**Recorded data:**
^^^^

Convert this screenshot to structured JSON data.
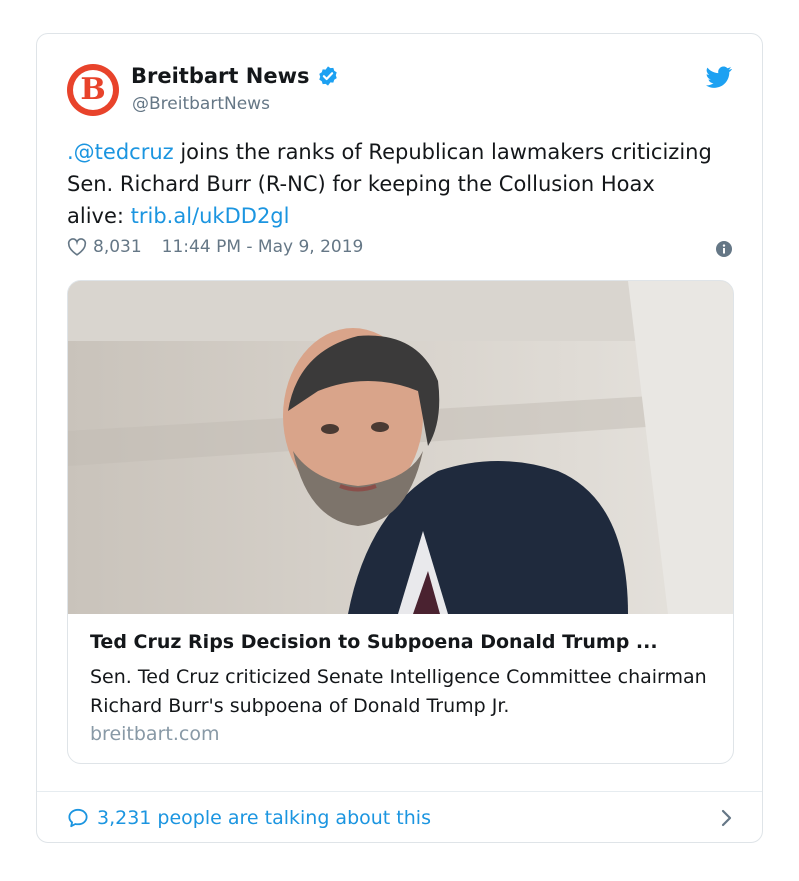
{
  "author": {
    "display_name": "Breitbart News",
    "handle": "@BreitbartNews",
    "avatar_letter": "B",
    "brand_color": "#e8432b",
    "verified": true
  },
  "tweet": {
    "mention": ".@tedcruz",
    "body": " joins the ranks of Republican lawmakers criticizing Sen. Richard Burr (R-NC) for keeping the Collusion Hoax alive: ",
    "link": "trib.al/ukDD2gl"
  },
  "meta": {
    "likes": "8,031",
    "timestamp": "11:44 PM - May 9, 2019"
  },
  "card": {
    "title": "Ted Cruz Rips Decision to Subpoena Donald Trump ...",
    "description": "Sen. Ted Cruz criticized Senate Intelligence Committee chairman Richard Burr's subpoena of Donald Trump Jr.",
    "domain": "breitbart.com"
  },
  "footer": {
    "talking": "3,231 people are talking about this"
  },
  "colors": {
    "link": "#1b95e0",
    "text": "#14171a",
    "muted": "#657786",
    "border": "#dfe4e8"
  },
  "icons": [
    "verified-badge-icon",
    "twitter-bird-icon",
    "heart-icon",
    "info-icon",
    "reply-bubble-icon",
    "chevron-right-icon"
  ]
}
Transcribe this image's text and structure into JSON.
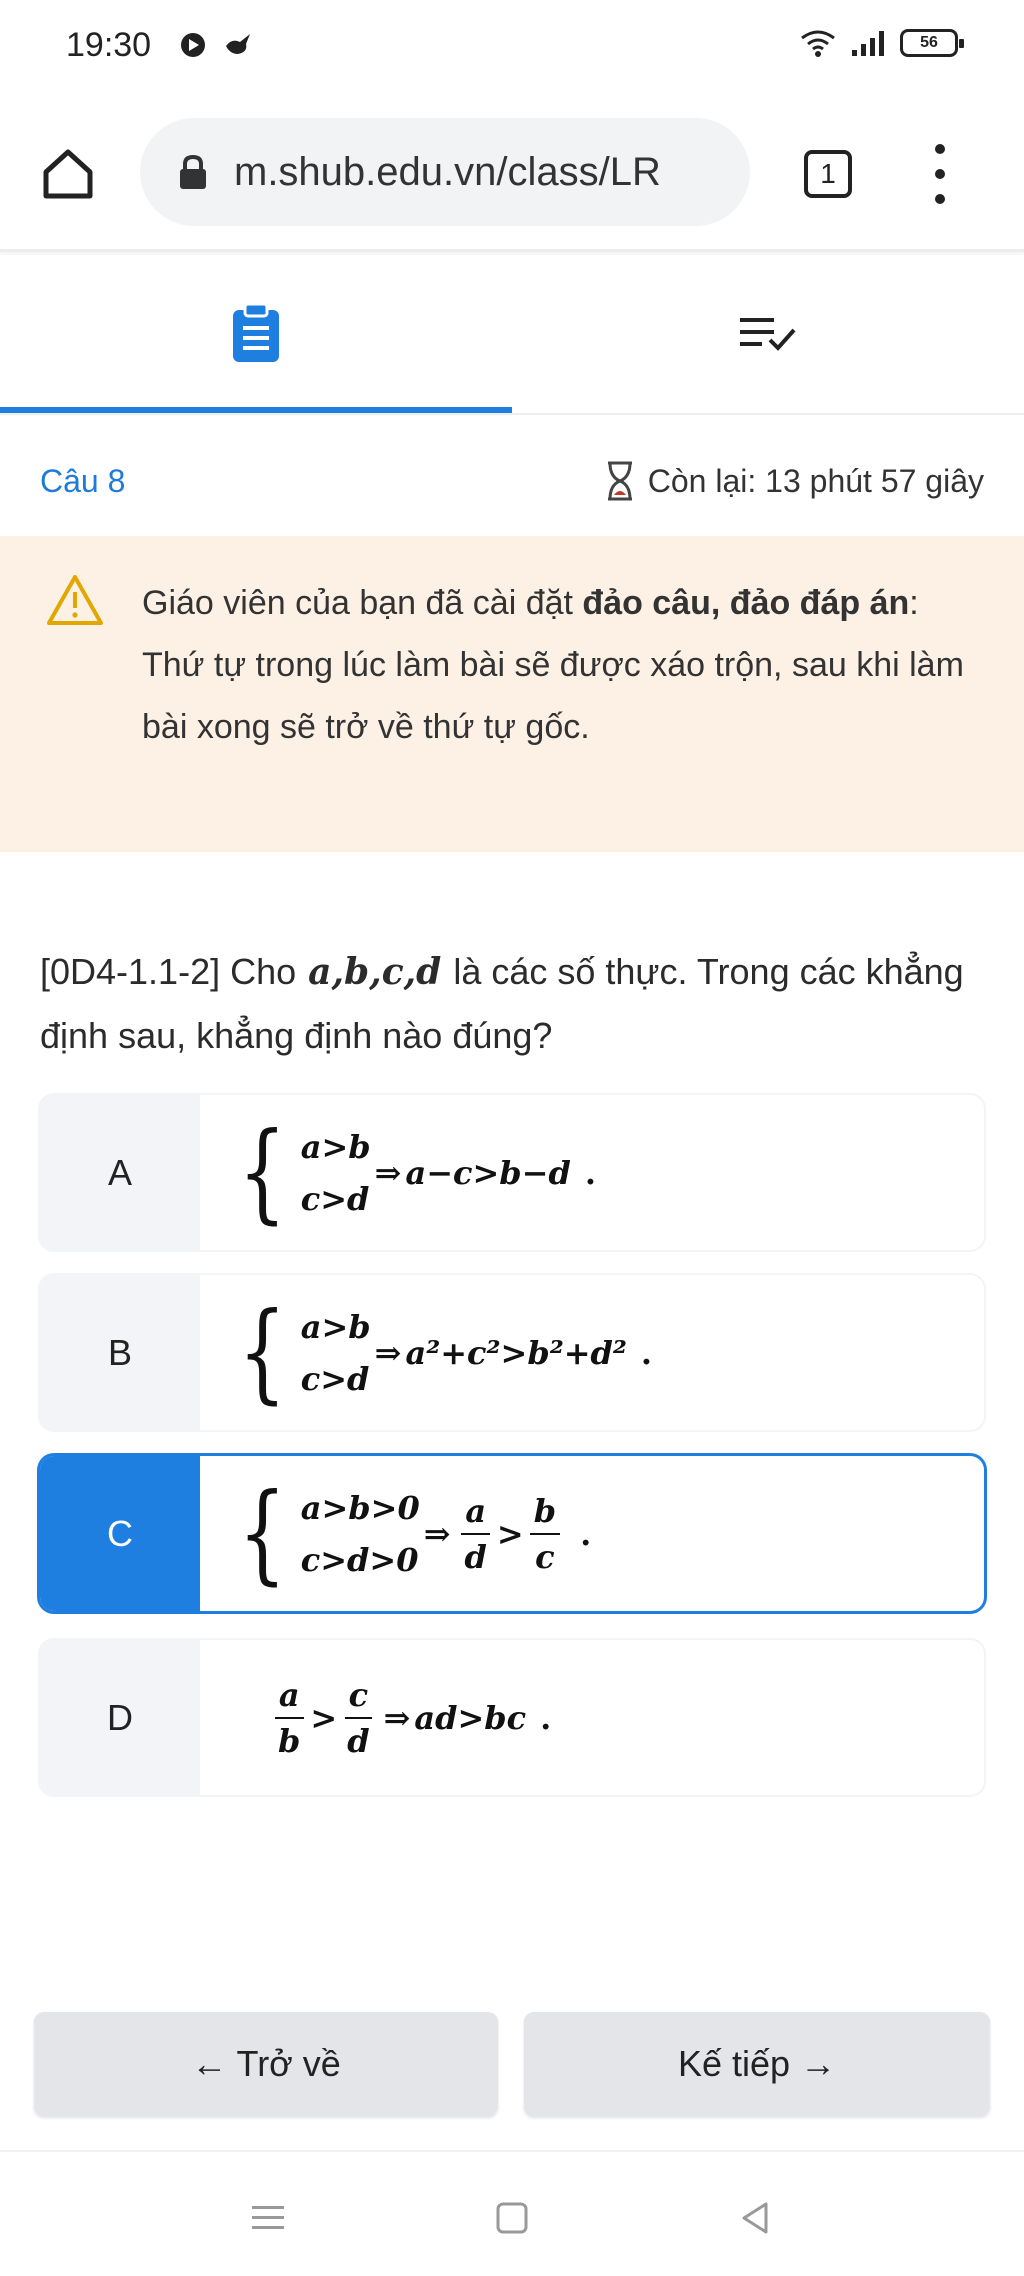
{
  "status_bar": {
    "time": "19:30",
    "battery": "56",
    "left_icons": [
      "media-icon",
      "bird-icon"
    ],
    "right_icons": [
      "wifi-icon",
      "signal-icon",
      "battery-icon"
    ]
  },
  "browser": {
    "url": "m.shub.edu.vn/class/LR",
    "tab_count": "1"
  },
  "tabs": [
    {
      "name": "clipboard-icon",
      "active": true
    },
    {
      "name": "checklist-icon",
      "active": false
    }
  ],
  "accent_color": "#1f7fe0",
  "question_header": {
    "number": "Câu 8",
    "timer": "Còn lại: 13 phút 57 giây"
  },
  "warning": {
    "text_before": "Giáo viên của bạn đã cài đặt ",
    "text_bold": "đảo câu, đảo đáp án",
    "text_after": ": Thứ tự trong lúc làm bài sẽ được xáo trộn, sau khi làm bài xong sẽ trở về thứ tự gốc."
  },
  "question": {
    "prefix": "[0D4-1.1-2] Cho",
    "vars": "a,b,c,d",
    "suffix": "là các số thực. Trong các khẳng định sau, khẳng định nào đúng?"
  },
  "options": {
    "a": {
      "letter": "A",
      "line1": "a>b",
      "line2": "c>d",
      "implies": "⇒",
      "result": "a−c>b−d",
      "end": "."
    },
    "b": {
      "letter": "B",
      "line1": "a>b",
      "line2": "c>d",
      "implies": "⇒",
      "result_html_text": "a²+c²>b²+d²",
      "end": "."
    },
    "c": {
      "letter": "C",
      "line1": "a>b>0",
      "line2": "c>d>0",
      "implies": "⇒",
      "frac1_num": "a",
      "frac1_den": "d",
      "gt": ">",
      "frac2_num": "b",
      "frac2_den": "c",
      "end": ".",
      "selected": true
    },
    "d": {
      "letter": "D",
      "frac1_num": "a",
      "frac1_den": "b",
      "gt": ">",
      "frac2_num": "c",
      "frac2_den": "d",
      "implies": "⇒",
      "result": "ad>bc",
      "end": "."
    }
  },
  "buttons": {
    "back": "← Trở về",
    "next": "Kế tiếp →"
  }
}
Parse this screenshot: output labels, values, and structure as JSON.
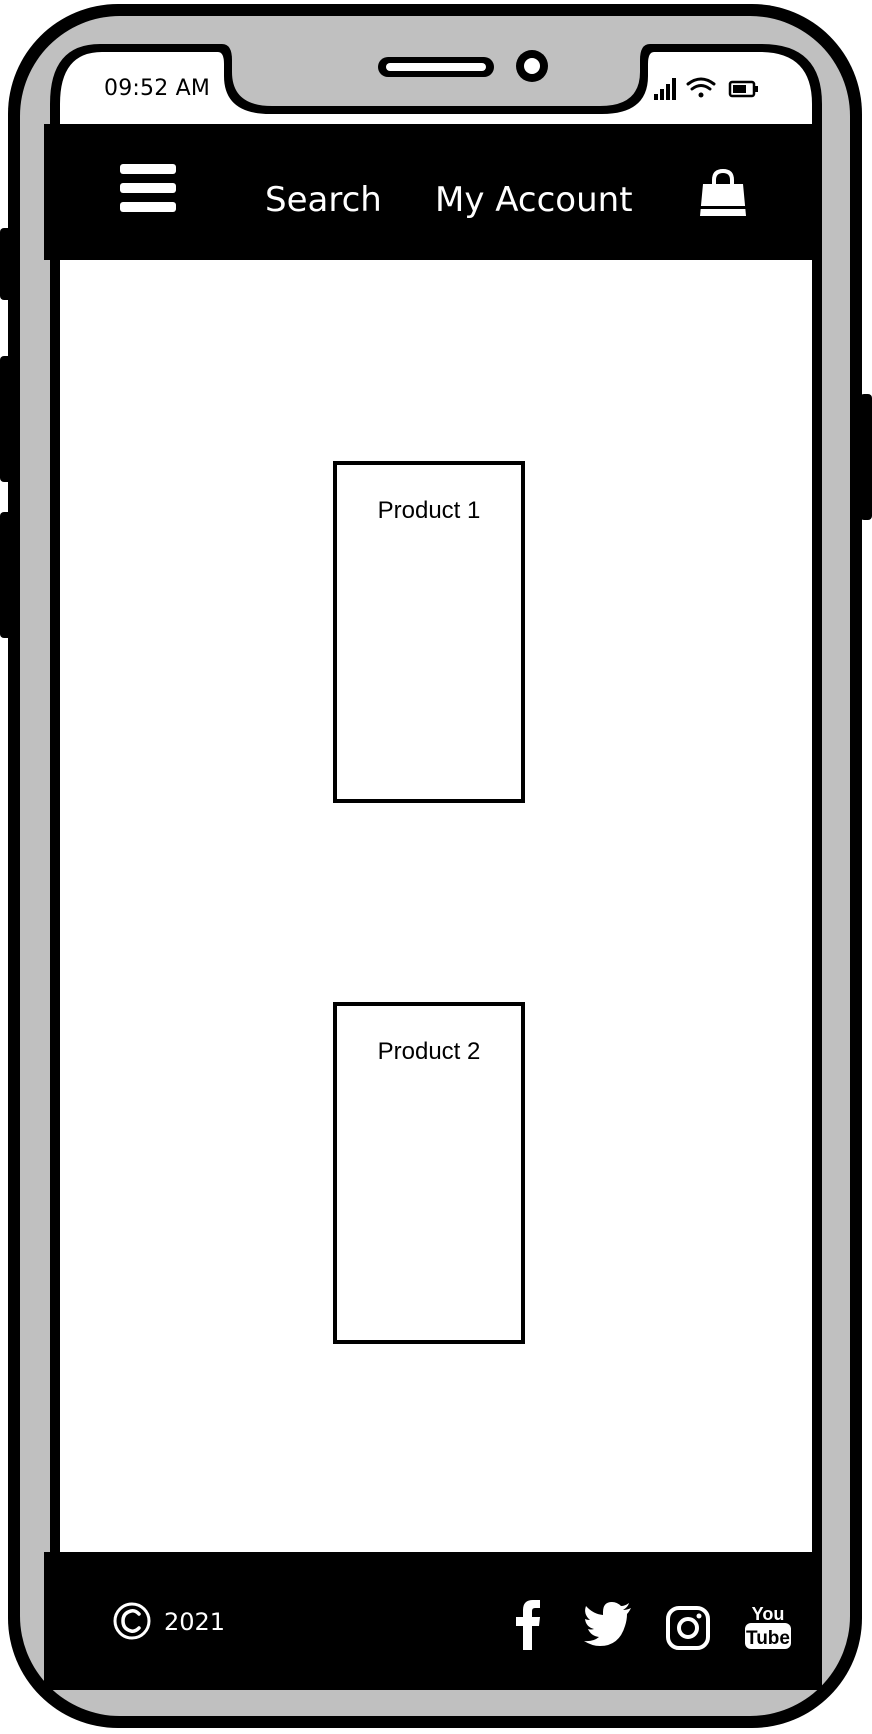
{
  "status_bar": {
    "time": "09:52 AM",
    "icons": [
      "signal-icon",
      "wifi-icon",
      "battery-icon"
    ]
  },
  "navbar": {
    "menu_icon": "menu-icon",
    "search_label": "Search",
    "account_label": "My Account",
    "cart_icon": "shopping-bag-icon"
  },
  "products": [
    {
      "label": "Product 1"
    },
    {
      "label": "Product 2"
    }
  ],
  "footer": {
    "copyright_icon": "copyright-icon",
    "year": "2021",
    "social_icons": [
      "facebook-icon",
      "twitter-icon",
      "instagram-icon",
      "youtube-icon"
    ],
    "youtube_text_top": "You",
    "youtube_text_bottom": "Tube"
  },
  "colors": {
    "frame": "#000000",
    "bezel": "#c0c0c0",
    "screen": "#ffffff",
    "bars": "#000000"
  }
}
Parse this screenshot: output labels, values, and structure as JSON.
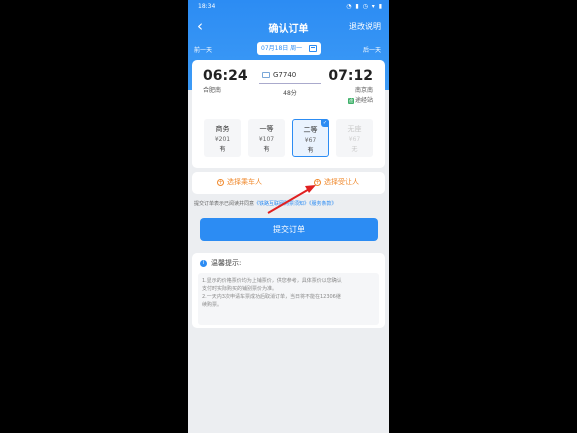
{
  "status": {
    "time": "18:34",
    "icons": "◔ ▮ ◷ ▾ ▮"
  },
  "nav": {
    "back_icon": "‹",
    "title": "确认订单",
    "refund": "退改说明"
  },
  "datebar": {
    "prev": "前一天",
    "date": "07月18日 周一",
    "next": "后一天"
  },
  "train": {
    "dep_time": "06:24",
    "dep_station": "合肥南",
    "number": "G7740",
    "duration": "48分",
    "arr_time": "07:12",
    "arr_station": "南京南",
    "via_badge": "途",
    "via": "途经站"
  },
  "seats": [
    {
      "name": "商务",
      "price": "¥201",
      "avail": "有"
    },
    {
      "name": "一等",
      "price": "¥107",
      "avail": "有"
    },
    {
      "name": "二等",
      "price": "¥67",
      "avail": "有"
    },
    {
      "name": "无座",
      "price": "¥67",
      "avail": "无"
    }
  ],
  "selected_check": "✓",
  "passengers": {
    "plus": "+",
    "choose_passenger": "选择乘车人",
    "choose_transferee": "选择受让人"
  },
  "agreement": {
    "prefix": "提交订单表示已阅读并同意",
    "link1": "《铁路互联网购票须知》",
    "link2": "《服务条款》"
  },
  "submit": "提交订单",
  "tips": {
    "icon": "i",
    "title": "温馨提示:",
    "lines": [
      "1.显示的价格票价均为上铺票价，供您参考，具体票价以您确认",
      "支付时实际购买的铺别票价为准。",
      "2.一天内3次申请车票成功后取消订单，当日将不能在12306继",
      "续购票。"
    ]
  },
  "colors": {
    "primary": "#2c8cf3",
    "orange": "#f08a2e",
    "annotation": "#e02020"
  }
}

^^^^

With the pictures left out, transcribe the material exactly.

**Solution for this problem:**
Convert this screenshot to structured JSON data.
{
  "author": {
    "display_name": "Breitbart News",
    "handle": "@BreitbartNews",
    "avatar_letter": "B",
    "brand_color": "#e8432b",
    "verified": true
  },
  "tweet": {
    "mention": ".@tedcruz",
    "body": " joins the ranks of Republican lawmakers criticizing Sen. Richard Burr (R-NC) for keeping the Collusion Hoax alive: ",
    "link": "trib.al/ukDD2gl"
  },
  "meta": {
    "likes": "8,031",
    "timestamp": "11:44 PM - May 9, 2019"
  },
  "card": {
    "title": "Ted Cruz Rips Decision to Subpoena Donald Trump ...",
    "description": "Sen. Ted Cruz criticized Senate Intelligence Committee chairman Richard Burr's subpoena of Donald Trump Jr.",
    "domain": "breitbart.com"
  },
  "footer": {
    "talking": "3,231 people are talking about this"
  },
  "colors": {
    "link": "#1b95e0",
    "text": "#14171a",
    "muted": "#657786",
    "border": "#dfe4e8"
  },
  "icons": [
    "verified-badge-icon",
    "twitter-bird-icon",
    "heart-icon",
    "info-icon",
    "reply-bubble-icon",
    "chevron-right-icon"
  ]
}
Transcribe this image's text and structure into JSON.
{
  "status_bar": {
    "time": "19:30",
    "battery": "56",
    "left_icons": [
      "media-icon",
      "bird-icon"
    ],
    "right_icons": [
      "wifi-icon",
      "signal-icon",
      "battery-icon"
    ]
  },
  "browser": {
    "url": "m.shub.edu.vn/class/LR",
    "tab_count": "1"
  },
  "tabs": [
    {
      "name": "clipboard-icon",
      "active": true
    },
    {
      "name": "checklist-icon",
      "active": false
    }
  ],
  "accent_color": "#1f7fe0",
  "question_header": {
    "number": "Câu 8",
    "timer": "Còn lại: 13 phút 57 giây"
  },
  "warning": {
    "text_before": "Giáo viên của bạn đã cài đặt ",
    "text_bold": "đảo câu, đảo đáp án",
    "text_after": ": Thứ tự trong lúc làm bài sẽ được xáo trộn, sau khi làm bài xong sẽ trở về thứ tự gốc."
  },
  "question": {
    "prefix": "[0D4-1.1-2] Cho",
    "vars": "a,b,c,d",
    "suffix": "là các số thực. Trong các khẳng định sau, khẳng định nào đúng?"
  },
  "options": {
    "a": {
      "letter": "A",
      "line1": "a>b",
      "line2": "c>d",
      "implies": "⇒",
      "result": "a−c>b−d",
      "end": "."
    },
    "b": {
      "letter": "B",
      "line1": "a>b",
      "line2": "c>d",
      "implies": "⇒",
      "result_html_text": "a²+c²>b²+d²",
      "end": "."
    },
    "c": {
      "letter": "C",
      "line1": "a>b>0",
      "line2": "c>d>0",
      "implies": "⇒",
      "frac1_num": "a",
      "frac1_den": "d",
      "gt": ">",
      "frac2_num": "b",
      "frac2_den": "c",
      "end": ".",
      "selected": true
    },
    "d": {
      "letter": "D",
      "frac1_num": "a",
      "frac1_den": "b",
      "gt": ">",
      "frac2_num": "c",
      "frac2_den": "d",
      "implies": "⇒",
      "result": "ad>bc",
      "end": "."
    }
  },
  "buttons": {
    "back": "← Trở về",
    "next": "Kế tiếp →"
  }
}
Parse this screenshot: output labels, values, and structure as JSON.
{
  "status_bar": {
    "time": "09:52 AM",
    "icons": [
      "signal-icon",
      "wifi-icon",
      "battery-icon"
    ]
  },
  "navbar": {
    "menu_icon": "menu-icon",
    "search_label": "Search",
    "account_label": "My Account",
    "cart_icon": "shopping-bag-icon"
  },
  "products": [
    {
      "label": "Product 1"
    },
    {
      "label": "Product 2"
    }
  ],
  "footer": {
    "copyright_icon": "copyright-icon",
    "year": "2021",
    "social_icons": [
      "facebook-icon",
      "twitter-icon",
      "instagram-icon",
      "youtube-icon"
    ],
    "youtube_text_top": "You",
    "youtube_text_bottom": "Tube"
  },
  "colors": {
    "frame": "#000000",
    "bezel": "#c0c0c0",
    "screen": "#ffffff",
    "bars": "#000000"
  }
}
Parse this screenshot: output labels, values, and structure as JSON.
{
  "status": {
    "time": "18:34",
    "icons": "◔ ▮ ◷ ▾ ▮"
  },
  "nav": {
    "back_icon": "‹",
    "title": "确认订单",
    "refund": "退改说明"
  },
  "datebar": {
    "prev": "前一天",
    "date": "07月18日 周一",
    "next": "后一天"
  },
  "train": {
    "dep_time": "06:24",
    "dep_station": "合肥南",
    "number": "G7740",
    "duration": "48分",
    "arr_time": "07:12",
    "arr_station": "南京南",
    "via_badge": "途",
    "via": "途经站"
  },
  "seats": [
    {
      "name": "商务",
      "price": "¥201",
      "avail": "有"
    },
    {
      "name": "一等",
      "price": "¥107",
      "avail": "有"
    },
    {
      "name": "二等",
      "price": "¥67",
      "avail": "有"
    },
    {
      "name": "无座",
      "price": "¥67",
      "avail": "无"
    }
  ],
  "selected_check": "✓",
  "passengers": {
    "plus": "+",
    "choose_passenger": "选择乘车人",
    "choose_transferee": "选择受让人"
  },
  "agreement": {
    "prefix": "提交订单表示已阅读并同意",
    "link1": "《铁路互联网购票须知》",
    "link2": "《服务条款》"
  },
  "submit": "提交订单",
  "tips": {
    "icon": "i",
    "title": "温馨提示:",
    "lines": [
      "1.显示的价格票价均为上铺票价，供您参考，具体票价以您确认",
      "支付时实际购买的铺别票价为准。",
      "2.一天内3次申请车票成功后取消订单，当日将不能在12306继",
      "续购票。"
    ]
  },
  "colors": {
    "primary": "#2c8cf3",
    "orange": "#f08a2e",
    "annotation": "#e02020"
  }
}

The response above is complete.